List each line of the data that holds the string "summaries", please.

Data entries
** Start **
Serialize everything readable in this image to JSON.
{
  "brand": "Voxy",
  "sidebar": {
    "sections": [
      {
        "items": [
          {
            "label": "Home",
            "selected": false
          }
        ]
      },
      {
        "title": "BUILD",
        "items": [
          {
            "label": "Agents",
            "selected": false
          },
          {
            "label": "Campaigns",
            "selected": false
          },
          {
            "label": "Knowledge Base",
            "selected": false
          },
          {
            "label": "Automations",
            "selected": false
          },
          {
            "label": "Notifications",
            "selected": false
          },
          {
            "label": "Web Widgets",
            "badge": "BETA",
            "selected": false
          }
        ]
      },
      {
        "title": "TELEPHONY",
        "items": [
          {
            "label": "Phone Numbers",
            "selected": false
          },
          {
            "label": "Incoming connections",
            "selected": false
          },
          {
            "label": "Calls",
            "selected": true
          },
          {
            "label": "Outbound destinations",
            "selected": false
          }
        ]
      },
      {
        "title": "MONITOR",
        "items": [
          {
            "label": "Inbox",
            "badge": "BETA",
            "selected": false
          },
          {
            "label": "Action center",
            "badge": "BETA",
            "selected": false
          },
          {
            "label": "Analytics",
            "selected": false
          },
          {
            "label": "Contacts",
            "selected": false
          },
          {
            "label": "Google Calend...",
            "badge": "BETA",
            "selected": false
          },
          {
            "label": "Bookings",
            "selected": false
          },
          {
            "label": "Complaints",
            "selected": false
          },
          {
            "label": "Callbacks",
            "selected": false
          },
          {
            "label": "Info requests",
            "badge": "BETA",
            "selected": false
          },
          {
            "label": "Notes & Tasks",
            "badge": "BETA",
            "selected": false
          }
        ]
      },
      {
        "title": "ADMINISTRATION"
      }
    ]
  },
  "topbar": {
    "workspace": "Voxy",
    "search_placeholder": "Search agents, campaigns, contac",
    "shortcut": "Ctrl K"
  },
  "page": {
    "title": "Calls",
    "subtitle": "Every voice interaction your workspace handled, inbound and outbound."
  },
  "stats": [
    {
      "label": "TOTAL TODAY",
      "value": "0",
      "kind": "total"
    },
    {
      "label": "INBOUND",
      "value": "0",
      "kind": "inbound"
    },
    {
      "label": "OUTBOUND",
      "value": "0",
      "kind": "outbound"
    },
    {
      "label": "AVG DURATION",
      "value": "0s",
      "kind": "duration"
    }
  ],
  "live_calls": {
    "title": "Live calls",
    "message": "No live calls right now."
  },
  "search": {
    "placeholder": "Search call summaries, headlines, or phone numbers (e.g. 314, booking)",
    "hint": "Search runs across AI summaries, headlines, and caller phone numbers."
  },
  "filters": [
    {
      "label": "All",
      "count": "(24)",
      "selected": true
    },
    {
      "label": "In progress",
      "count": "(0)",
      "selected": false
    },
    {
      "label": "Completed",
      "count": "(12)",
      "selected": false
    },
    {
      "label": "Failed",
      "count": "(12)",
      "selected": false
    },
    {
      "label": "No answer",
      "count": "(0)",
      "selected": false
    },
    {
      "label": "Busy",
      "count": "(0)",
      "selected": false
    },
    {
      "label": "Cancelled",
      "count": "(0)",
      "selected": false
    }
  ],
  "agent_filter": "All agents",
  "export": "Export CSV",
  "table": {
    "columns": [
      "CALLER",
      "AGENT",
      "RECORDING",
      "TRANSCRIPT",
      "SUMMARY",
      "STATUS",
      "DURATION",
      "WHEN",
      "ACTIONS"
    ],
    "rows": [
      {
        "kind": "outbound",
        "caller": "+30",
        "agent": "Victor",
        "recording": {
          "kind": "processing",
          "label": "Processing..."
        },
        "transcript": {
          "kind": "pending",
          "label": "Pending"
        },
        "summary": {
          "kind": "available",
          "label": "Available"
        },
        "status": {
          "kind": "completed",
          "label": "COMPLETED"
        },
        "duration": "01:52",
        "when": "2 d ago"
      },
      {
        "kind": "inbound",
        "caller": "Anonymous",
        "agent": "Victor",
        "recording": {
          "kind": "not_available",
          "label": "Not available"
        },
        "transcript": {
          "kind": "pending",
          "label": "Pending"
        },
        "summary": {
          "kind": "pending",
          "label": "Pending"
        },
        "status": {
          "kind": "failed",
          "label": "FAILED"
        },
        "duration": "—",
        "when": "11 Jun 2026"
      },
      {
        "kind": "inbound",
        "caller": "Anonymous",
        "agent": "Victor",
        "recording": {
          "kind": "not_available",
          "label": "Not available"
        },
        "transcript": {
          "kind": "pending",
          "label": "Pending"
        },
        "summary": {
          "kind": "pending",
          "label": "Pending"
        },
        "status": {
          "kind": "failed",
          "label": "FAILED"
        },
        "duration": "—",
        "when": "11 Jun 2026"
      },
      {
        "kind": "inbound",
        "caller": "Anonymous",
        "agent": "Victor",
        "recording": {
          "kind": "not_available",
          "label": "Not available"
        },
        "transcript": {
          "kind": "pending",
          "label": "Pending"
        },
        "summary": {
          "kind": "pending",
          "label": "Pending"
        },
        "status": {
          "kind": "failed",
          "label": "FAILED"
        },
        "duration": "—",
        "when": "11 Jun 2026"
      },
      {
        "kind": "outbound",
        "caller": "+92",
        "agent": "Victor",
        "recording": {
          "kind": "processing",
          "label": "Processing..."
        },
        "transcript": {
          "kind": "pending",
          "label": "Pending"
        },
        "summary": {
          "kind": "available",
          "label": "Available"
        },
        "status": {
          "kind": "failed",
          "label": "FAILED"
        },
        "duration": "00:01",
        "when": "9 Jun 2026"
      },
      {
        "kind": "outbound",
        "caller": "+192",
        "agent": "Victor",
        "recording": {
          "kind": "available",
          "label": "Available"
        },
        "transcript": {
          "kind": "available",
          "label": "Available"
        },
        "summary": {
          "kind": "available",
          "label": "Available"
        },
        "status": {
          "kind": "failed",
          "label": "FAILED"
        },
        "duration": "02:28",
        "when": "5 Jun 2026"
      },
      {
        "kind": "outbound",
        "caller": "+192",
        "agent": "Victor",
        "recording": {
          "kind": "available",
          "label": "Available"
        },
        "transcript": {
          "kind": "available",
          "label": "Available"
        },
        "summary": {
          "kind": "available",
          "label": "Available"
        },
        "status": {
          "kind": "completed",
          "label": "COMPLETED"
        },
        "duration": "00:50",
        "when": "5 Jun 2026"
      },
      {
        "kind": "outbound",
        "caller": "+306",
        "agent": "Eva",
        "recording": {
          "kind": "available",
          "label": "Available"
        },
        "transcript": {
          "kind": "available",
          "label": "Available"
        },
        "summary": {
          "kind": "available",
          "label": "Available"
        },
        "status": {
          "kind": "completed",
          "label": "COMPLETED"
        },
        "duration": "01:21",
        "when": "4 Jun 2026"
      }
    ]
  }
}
** End **
• _Written response_:
    "placeholder": "Search call summaries, headlines, or phone numbers (e.g. 314, booking)",
    "hint": "Search runs across AI summaries, headlines, and caller phone numbers."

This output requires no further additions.